- [Instruction] In the material below, identify each line bearing the word "Category". Reproduce those lines.

────────────────────

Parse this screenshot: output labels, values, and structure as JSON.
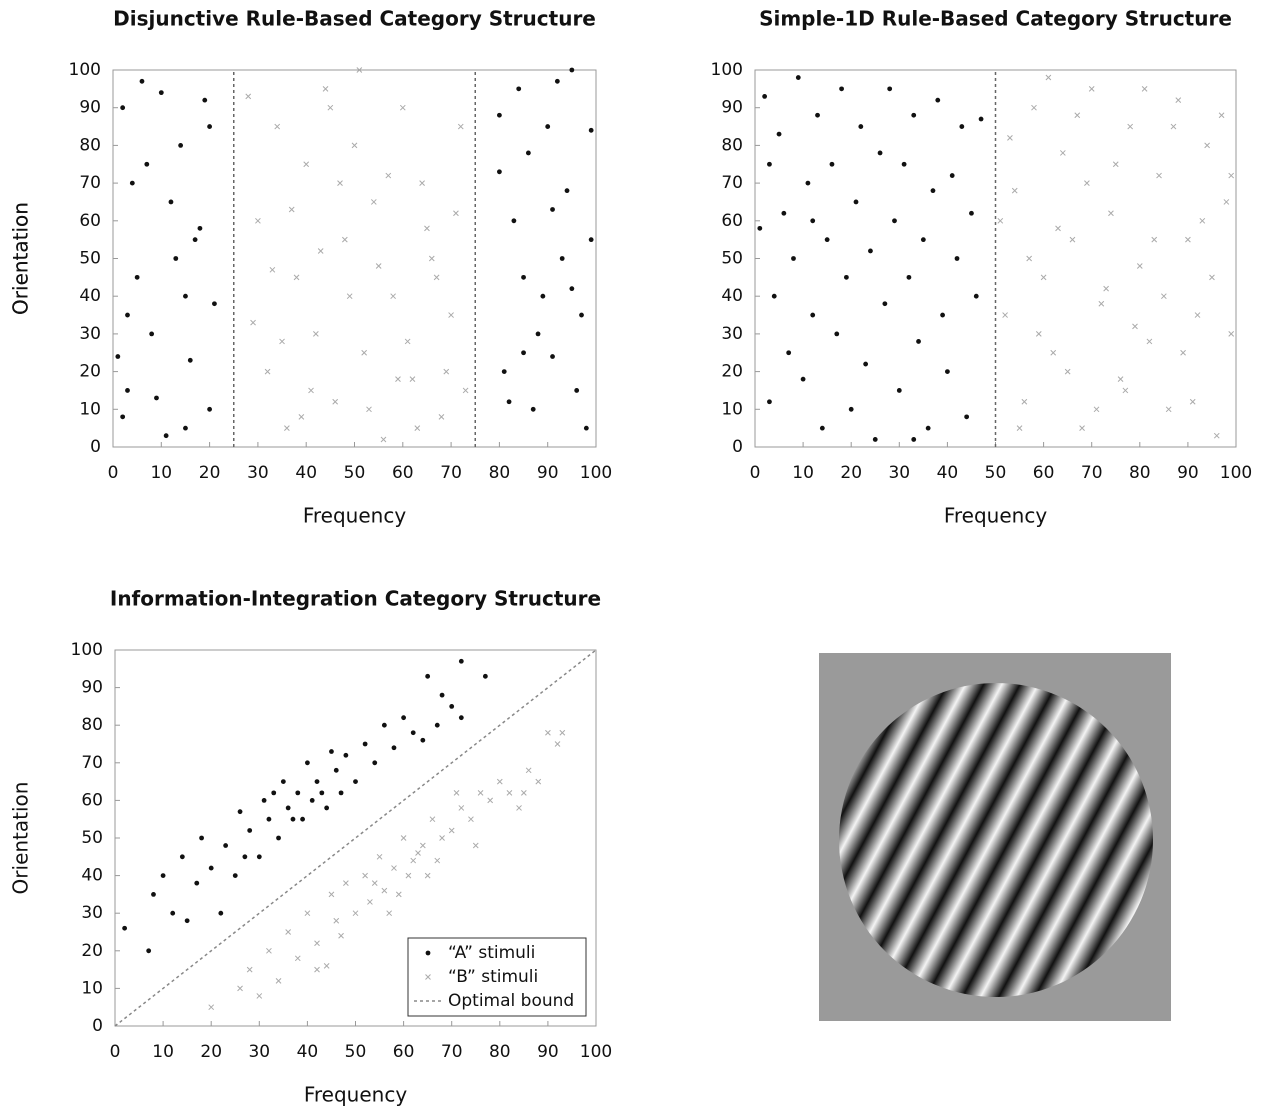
{
  "chart_data": [
    {
      "type": "scatter",
      "title": "Disjunctive Rule-Based Category Structure",
      "x_label": "Frequency",
      "y_label": "Orientation",
      "xlim": [
        0,
        100
      ],
      "ylim": [
        0,
        100
      ],
      "xticks": [
        0,
        10,
        20,
        30,
        40,
        50,
        60,
        70,
        80,
        90,
        100
      ],
      "yticks": [
        0,
        10,
        20,
        30,
        40,
        50,
        60,
        70,
        80,
        90,
        100
      ],
      "series": [
        {
          "color": "#111111",
          "marker": "dot",
          "x": [
            1,
            2,
            3,
            4,
            5,
            6,
            8,
            10,
            11,
            12,
            14,
            15,
            16,
            18,
            19,
            20,
            21,
            2,
            7,
            13,
            17,
            20,
            3,
            9,
            15,
            80,
            81,
            83,
            84,
            85,
            87,
            88,
            90,
            91,
            93,
            94,
            95,
            97,
            98,
            99,
            82,
            86,
            89,
            92,
            96,
            99,
            85,
            91,
            80,
            95
          ],
          "y": [
            24,
            90,
            15,
            70,
            45,
            97,
            30,
            94,
            3,
            65,
            80,
            40,
            23,
            58,
            92,
            10,
            38,
            8,
            75,
            50,
            55,
            85,
            35,
            13,
            5,
            73,
            20,
            60,
            95,
            45,
            10,
            30,
            85,
            24,
            50,
            68,
            100,
            35,
            5,
            84,
            12,
            78,
            40,
            97,
            15,
            55,
            25,
            63,
            88,
            42
          ]
        },
        {
          "color": "#aaaaaa",
          "marker": "x",
          "x": [
            28,
            30,
            32,
            34,
            36,
            38,
            40,
            42,
            44,
            46,
            48,
            50,
            52,
            54,
            56,
            58,
            60,
            62,
            64,
            66,
            68,
            70,
            72,
            29,
            33,
            37,
            41,
            45,
            49,
            53,
            57,
            61,
            65,
            69,
            71,
            35,
            39,
            43,
            47,
            51,
            55,
            59,
            63,
            67,
            73
          ],
          "y": [
            93,
            60,
            20,
            85,
            5,
            45,
            75,
            30,
            95,
            12,
            55,
            80,
            25,
            65,
            2,
            40,
            90,
            18,
            70,
            50,
            8,
            35,
            85,
            33,
            47,
            63,
            15,
            90,
            40,
            10,
            72,
            28,
            58,
            20,
            62,
            28,
            8,
            52,
            70,
            100,
            48,
            18,
            5,
            45,
            15
          ]
        },
        {
          "color": "#666666",
          "marker": "dashed-line",
          "x": [
            25,
            25
          ],
          "y": [
            0,
            100
          ]
        },
        {
          "color": "#666666",
          "marker": "dashed-line",
          "x": [
            75,
            75
          ],
          "y": [
            0,
            100
          ]
        }
      ]
    },
    {
      "type": "scatter",
      "title": "Simple-1D Rule-Based Category Structure",
      "x_label": "Frequency",
      "y_label": "Orientation",
      "xlim": [
        0,
        100
      ],
      "ylim": [
        0,
        100
      ],
      "xticks": [
        0,
        10,
        20,
        30,
        40,
        50,
        60,
        70,
        80,
        90,
        100
      ],
      "yticks": [
        0,
        10,
        20,
        30,
        40,
        50,
        60,
        70,
        80,
        90,
        100
      ],
      "series": [
        {
          "color": "#111111",
          "marker": "dot",
          "x": [
            1,
            2,
            3,
            4,
            5,
            6,
            7,
            8,
            9,
            10,
            11,
            12,
            13,
            14,
            15,
            16,
            17,
            18,
            19,
            20,
            21,
            22,
            23,
            24,
            25,
            26,
            27,
            28,
            29,
            30,
            31,
            32,
            33,
            34,
            35,
            36,
            37,
            38,
            39,
            40,
            41,
            42,
            43,
            44,
            45,
            46,
            47,
            3,
            12,
            33
          ],
          "y": [
            58,
            93,
            12,
            40,
            83,
            62,
            25,
            50,
            98,
            18,
            70,
            35,
            88,
            5,
            55,
            75,
            30,
            95,
            45,
            10,
            65,
            85,
            22,
            52,
            2,
            78,
            38,
            95,
            60,
            15,
            75,
            45,
            88,
            28,
            55,
            5,
            68,
            92,
            35,
            20,
            72,
            50,
            85,
            8,
            62,
            40,
            87,
            75,
            60,
            2
          ]
        },
        {
          "color": "#aaaaaa",
          "marker": "x",
          "x": [
            52,
            54,
            56,
            58,
            60,
            62,
            64,
            66,
            68,
            70,
            72,
            74,
            76,
            78,
            80,
            82,
            84,
            86,
            88,
            90,
            92,
            94,
            96,
            98,
            99,
            53,
            57,
            61,
            65,
            69,
            73,
            77,
            81,
            85,
            89,
            93,
            97,
            55,
            63,
            71,
            75,
            79,
            83,
            87,
            91,
            95,
            59,
            67,
            99,
            51
          ],
          "y": [
            35,
            68,
            12,
            90,
            45,
            25,
            78,
            55,
            5,
            95,
            38,
            62,
            18,
            85,
            48,
            28,
            72,
            10,
            92,
            55,
            35,
            80,
            3,
            65,
            30,
            82,
            50,
            98,
            20,
            70,
            42,
            15,
            95,
            40,
            25,
            60,
            88,
            5,
            58,
            10,
            75,
            32,
            55,
            85,
            12,
            45,
            30,
            88,
            72,
            60
          ]
        },
        {
          "color": "#666666",
          "marker": "dashed-line",
          "x": [
            50,
            50
          ],
          "y": [
            0,
            100
          ]
        }
      ]
    },
    {
      "type": "scatter",
      "title": "Information-Integration Category Structure",
      "x_label": "Frequency",
      "y_label": "Orientation",
      "xlim": [
        0,
        100
      ],
      "ylim": [
        0,
        100
      ],
      "xticks": [
        0,
        10,
        20,
        30,
        40,
        50,
        60,
        70,
        80,
        90,
        100
      ],
      "yticks": [
        0,
        10,
        20,
        30,
        40,
        50,
        60,
        70,
        80,
        90,
        100
      ],
      "legend": "lower right",
      "series": [
        {
          "name": "“A” stimuli",
          "color": "#111111",
          "marker": "dot",
          "x": [
            2,
            7,
            8,
            10,
            12,
            14,
            15,
            17,
            18,
            20,
            22,
            23,
            25,
            26,
            28,
            30,
            31,
            32,
            34,
            35,
            36,
            38,
            39,
            40,
            41,
            42,
            44,
            45,
            46,
            48,
            50,
            52,
            54,
            56,
            58,
            60,
            62,
            64,
            65,
            67,
            68,
            70,
            72,
            72,
            77,
            27,
            33,
            37,
            43,
            47
          ],
          "y": [
            26,
            20,
            35,
            40,
            30,
            45,
            28,
            38,
            50,
            42,
            30,
            48,
            40,
            57,
            52,
            45,
            60,
            55,
            50,
            65,
            58,
            62,
            55,
            70,
            60,
            65,
            58,
            73,
            68,
            72,
            65,
            75,
            70,
            80,
            74,
            82,
            78,
            76,
            93,
            80,
            88,
            85,
            97,
            82,
            93,
            45,
            62,
            55,
            62,
            62
          ]
        },
        {
          "name": "“B” stimuli",
          "color": "#aaaaaa",
          "marker": "x",
          "x": [
            20,
            26,
            28,
            30,
            32,
            34,
            36,
            38,
            40,
            42,
            44,
            45,
            46,
            48,
            50,
            52,
            53,
            55,
            56,
            58,
            59,
            60,
            62,
            64,
            65,
            66,
            68,
            70,
            72,
            74,
            75,
            76,
            78,
            80,
            82,
            84,
            86,
            88,
            90,
            92,
            93,
            42,
            47,
            54,
            57,
            61,
            63,
            67,
            71,
            85
          ],
          "y": [
            5,
            10,
            15,
            8,
            20,
            12,
            25,
            18,
            30,
            22,
            16,
            35,
            28,
            38,
            30,
            40,
            33,
            45,
            36,
            42,
            35,
            50,
            44,
            48,
            40,
            55,
            50,
            52,
            58,
            55,
            48,
            62,
            60,
            65,
            62,
            58,
            68,
            65,
            78,
            75,
            78,
            15,
            24,
            38,
            30,
            40,
            46,
            44,
            62,
            62
          ]
        },
        {
          "name": "Optimal bound",
          "color": "#888888",
          "marker": "dashed-line",
          "x": [
            0,
            100
          ],
          "y": [
            0,
            100
          ]
        }
      ]
    }
  ]
}
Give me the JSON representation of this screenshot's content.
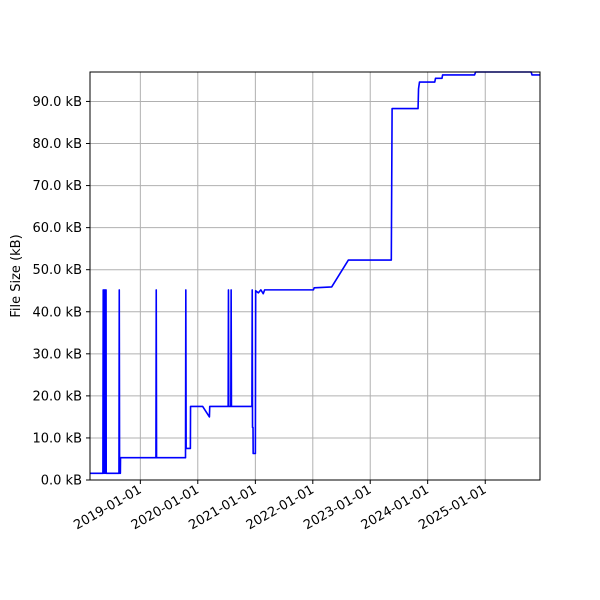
{
  "chart_data": {
    "type": "line",
    "title": "",
    "xlabel": "",
    "ylabel": "File Size (kB)",
    "grid": true,
    "legend": "none",
    "line_color": "#0000ff",
    "xlim": [
      "2018-02-15",
      "2025-12-15"
    ],
    "ylim": [
      0,
      97
    ],
    "x_ticks": [
      "2019-01-01",
      "2020-01-01",
      "2021-01-01",
      "2022-01-01",
      "2023-01-01",
      "2024-01-01",
      "2025-01-01"
    ],
    "y_ticks": [
      {
        "value": 0,
        "label": "0.0 kB"
      },
      {
        "value": 10,
        "label": "10.0 kB"
      },
      {
        "value": 20,
        "label": "20.0 kB"
      },
      {
        "value": 30,
        "label": "30.0 kB"
      },
      {
        "value": 40,
        "label": "40.0 kB"
      },
      {
        "value": 50,
        "label": "50.0 kB"
      },
      {
        "value": 60,
        "label": "60.0 kB"
      },
      {
        "value": 70,
        "label": "70.0 kB"
      },
      {
        "value": 80,
        "label": "80.0 kB"
      },
      {
        "value": 90,
        "label": "90.0 kB"
      }
    ],
    "series": [
      {
        "points": [
          [
            "2018-02-15",
            1.6
          ],
          [
            "2018-05-08",
            1.6
          ],
          [
            "2018-05-10",
            45.2
          ],
          [
            "2018-05-11",
            1.6
          ],
          [
            "2018-05-16",
            45.2
          ],
          [
            "2018-05-17",
            1.6
          ],
          [
            "2018-05-22",
            45.2
          ],
          [
            "2018-05-23",
            1.6
          ],
          [
            "2018-05-28",
            45.2
          ],
          [
            "2018-05-29",
            1.6
          ],
          [
            "2018-08-18",
            1.6
          ],
          [
            "2018-08-20",
            45.2
          ],
          [
            "2018-08-22",
            1.6
          ],
          [
            "2018-08-27",
            1.6
          ],
          [
            "2018-08-28",
            5.3
          ],
          [
            "2019-04-10",
            5.3
          ],
          [
            "2019-04-12",
            45.2
          ],
          [
            "2019-04-14",
            5.3
          ],
          [
            "2019-10-15",
            5.3
          ],
          [
            "2019-10-17",
            45.2
          ],
          [
            "2019-10-19",
            7.5
          ],
          [
            "2019-11-15",
            7.5
          ],
          [
            "2019-11-16",
            17.5
          ],
          [
            "2020-02-01",
            17.5
          ],
          [
            "2020-03-15",
            15.0
          ],
          [
            "2020-03-17",
            17.5
          ],
          [
            "2020-07-12",
            17.5
          ],
          [
            "2020-07-14",
            45.2
          ],
          [
            "2020-07-16",
            17.5
          ],
          [
            "2020-07-29",
            17.5
          ],
          [
            "2020-07-31",
            45.2
          ],
          [
            "2020-08-02",
            17.5
          ],
          [
            "2020-12-10",
            17.5
          ],
          [
            "2020-12-12",
            45.2
          ],
          [
            "2020-12-14",
            12.5
          ],
          [
            "2020-12-17",
            12.5
          ],
          [
            "2020-12-18",
            6.3
          ],
          [
            "2021-01-01",
            6.3
          ],
          [
            "2021-01-03",
            45.0
          ],
          [
            "2021-01-20",
            44.5
          ],
          [
            "2021-02-05",
            45.2
          ],
          [
            "2021-02-20",
            44.3
          ],
          [
            "2021-03-01",
            45.2
          ],
          [
            "2022-01-05",
            45.2
          ],
          [
            "2022-01-10",
            45.7
          ],
          [
            "2022-05-01",
            45.9
          ],
          [
            "2022-08-15",
            52.3
          ],
          [
            "2023-05-15",
            52.3
          ],
          [
            "2023-05-20",
            88.3
          ],
          [
            "2023-11-01",
            88.3
          ],
          [
            "2023-11-04",
            93.0
          ],
          [
            "2023-11-10",
            94.6
          ],
          [
            "2024-02-15",
            94.6
          ],
          [
            "2024-02-20",
            95.5
          ],
          [
            "2024-04-01",
            95.5
          ],
          [
            "2024-04-05",
            96.3
          ],
          [
            "2024-10-25",
            96.3
          ],
          [
            "2024-11-01",
            97.2
          ],
          [
            "2025-10-20",
            97.2
          ],
          [
            "2025-10-25",
            96.3
          ],
          [
            "2025-12-15",
            96.3
          ]
        ]
      }
    ]
  }
}
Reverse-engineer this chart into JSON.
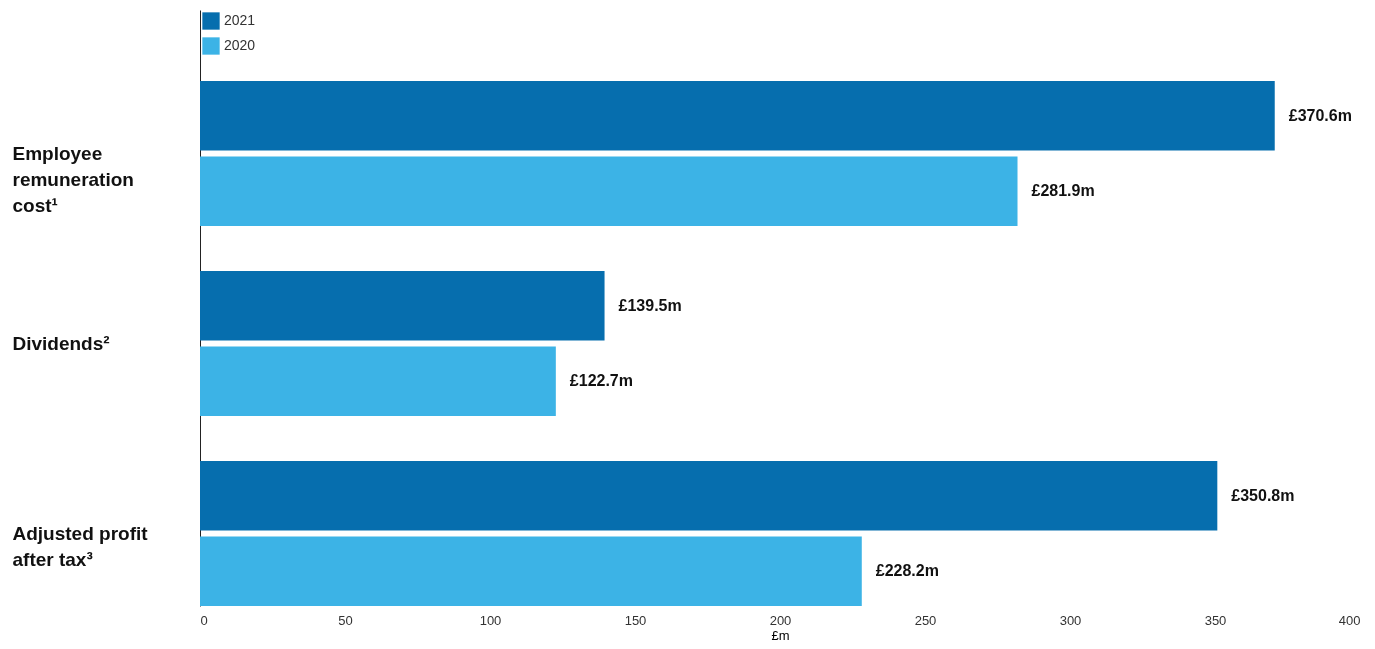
{
  "chart_data": {
    "type": "bar",
    "orientation": "horizontal",
    "xlabel": "£m",
    "legend": "top left",
    "categories": [
      "Employee remuneration cost¹",
      "Dividends²",
      "Adjusted profit after tax³"
    ],
    "series": [
      {
        "name": "2021",
        "color": "#066eae",
        "values": [
          370.6,
          139.5,
          350.8
        ],
        "value_labels": [
          "£370.6m",
          "£139.5m",
          "£350.8m"
        ]
      },
      {
        "name": "2020",
        "color": "#3cb3e6",
        "values": [
          281.9,
          122.7,
          228.2
        ],
        "value_labels": [
          "£281.9m",
          "£122.7m",
          "£228.2m"
        ]
      }
    ],
    "xlim": [
      0,
      400
    ],
    "xticks": [
      0,
      50,
      100,
      150,
      200,
      250,
      300,
      350,
      400
    ]
  }
}
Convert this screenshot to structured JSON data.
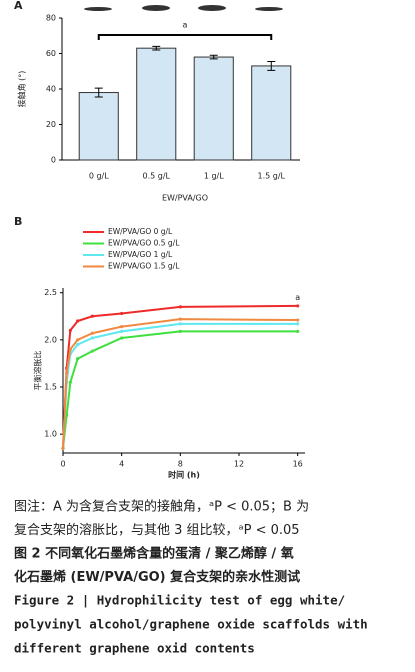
{
  "chart_data": [
    {
      "type": "bar",
      "panel": "A",
      "ylabel": "接触角 (°)",
      "xlabel": "EW/PVA/GO",
      "annotation": "a",
      "categories": [
        "0 g/L",
        "0.5 g/L",
        "1 g/L",
        "1.5 g/L"
      ],
      "values": [
        38,
        63,
        58,
        53
      ],
      "errors": [
        2.5,
        1,
        1,
        2.5
      ],
      "color": "#d3e6f4",
      "ylim": [
        0,
        80
      ],
      "yticks": [
        0,
        20,
        40,
        60,
        80
      ]
    },
    {
      "type": "line",
      "panel": "B",
      "ylabel": "平衡溶胀比",
      "xlabel": "时间 (h)",
      "annotation": "a",
      "x": [
        0,
        0.25,
        0.5,
        1,
        2,
        4,
        8,
        16
      ],
      "series": [
        {
          "name": "EW/PVA/GO 0 g/L",
          "color": "#ee2a2a",
          "values": [
            0.85,
            1.7,
            2.1,
            2.2,
            2.25,
            2.28,
            2.35,
            2.36
          ]
        },
        {
          "name": "EW/PVA/GO 0.5 g/L",
          "color": "#3ee03e",
          "values": [
            0.85,
            1.2,
            1.55,
            1.8,
            1.88,
            2.02,
            2.09,
            2.09
          ]
        },
        {
          "name": "EW/PVA/GO 1 g/L",
          "color": "#5ee8f0",
          "values": [
            0.85,
            1.55,
            1.85,
            1.95,
            2.02,
            2.09,
            2.17,
            2.17
          ]
        },
        {
          "name": "EW/PVA/GO 1.5 g/L",
          "color": "#f08a40",
          "values": [
            0.85,
            1.65,
            1.9,
            2.0,
            2.07,
            2.14,
            2.22,
            2.21
          ]
        }
      ],
      "xlim": [
        0,
        16.5
      ],
      "xticks": [
        0,
        4,
        8,
        12,
        16
      ],
      "ylim": [
        0.8,
        2.55
      ],
      "yticks": [
        {
          "value": 1,
          "label": "1.0"
        },
        {
          "value": 1.5,
          "label": "1.5"
        },
        {
          "value": 2,
          "label": "2.0"
        },
        {
          "value": 2.5,
          "label": "2.5"
        }
      ]
    }
  ],
  "caption": {
    "note": [
      "图注：A 为含复合支架的接触角，ᵃP < 0.05；B 为",
      "复合支架的溶胀比，与其他 3 组比较，ᵃP < 0.05"
    ],
    "title_cn": [
      "图 2  不同氧化石墨烯含量的蛋清 / 聚乙烯醇 / 氧",
      "化石墨烯 (EW/PVA/GO) 复合支架的亲水性测试"
    ],
    "title_en": [
      "Figure 2  |  Hydrophilicity test of egg white/",
      "polyvinyl alcohol/graphene oxide scaffolds with",
      "different graphene oxid contents"
    ]
  }
}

────────────────────

- [Reply]
      "title": "Disjunctive Rule-Based Category Structure",
      "title": "Simple-1D Rule-Based Category Structure",
      "title": "Information-Integration Category Structure",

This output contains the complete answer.